==== The data
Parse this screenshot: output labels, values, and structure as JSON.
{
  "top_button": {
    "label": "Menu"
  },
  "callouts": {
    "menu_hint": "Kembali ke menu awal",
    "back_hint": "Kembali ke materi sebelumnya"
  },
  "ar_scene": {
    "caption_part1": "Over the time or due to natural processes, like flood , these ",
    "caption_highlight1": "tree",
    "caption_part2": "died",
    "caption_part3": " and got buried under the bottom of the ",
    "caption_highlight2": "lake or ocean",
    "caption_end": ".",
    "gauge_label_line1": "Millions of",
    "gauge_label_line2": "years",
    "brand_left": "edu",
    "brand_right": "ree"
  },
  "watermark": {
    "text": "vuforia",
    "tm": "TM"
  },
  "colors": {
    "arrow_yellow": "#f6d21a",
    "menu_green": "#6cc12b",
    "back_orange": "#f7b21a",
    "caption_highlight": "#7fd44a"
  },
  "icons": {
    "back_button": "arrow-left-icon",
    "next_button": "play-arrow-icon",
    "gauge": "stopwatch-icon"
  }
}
========
_Directions for this task_. Report only how many lines in the entries contain "Kembali".

_Solution for this exercise_. 2